(Collected data)

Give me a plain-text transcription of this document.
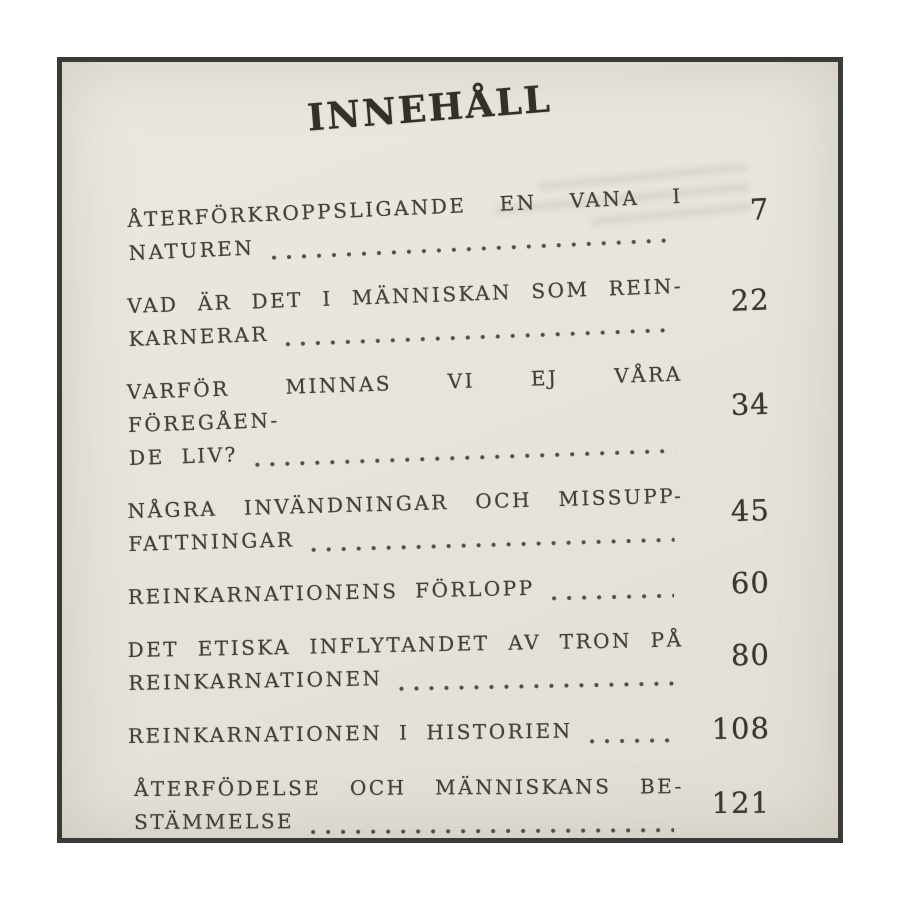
INNEHÅLL
ÅTERFÖRKROPPSLIGANDE EN VANA I
NATUREN
7
VAD ÄR DET I MÄNNISKAN SOM REIN-
KARNERAR
22
VARFÖR MINNAS VI EJ VÅRA FÖREGÅEN-
DE LIV?
34
NÅGRA INVÄNDNINGAR OCH MISSUPP-
FATTNINGAR
45
REINKARNATIONENS FÖRLOPP	60
DET ETISKA INFLYTANDET AV TRON PÅ
REINKARNATIONEN
80
REINKARNATIONEN I HISTORIEN	108
ÅTERFÖDELSE OCH MÄNNISKANS BE-
STÄMMELSE
121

Problem:
Copy the data character for character, but drop all pictures from the copy.

Response to this task:
Give me a plain-text transcription of this document.
INNEHÅLL
ÅTERFÖRKROPPSLIGANDE EN VANA I
NATUREN
7
VAD ÄR DET I MÄNNISKAN SOM REIN-
KARNERAR
22
VARFÖR MINNAS VI EJ VÅRA FÖREGÅEN-
DE LIV?
34
NÅGRA INVÄNDNINGAR OCH MISSUPP-
FATTNINGAR
45
REINKARNATIONENS FÖRLOPP	60
DET ETISKA INFLYTANDET AV TRON PÅ
REINKARNATIONEN
80
REINKARNATIONEN I HISTORIEN	108
ÅTERFÖDELSE OCH MÄNNISKANS BE-
STÄMMELSE
121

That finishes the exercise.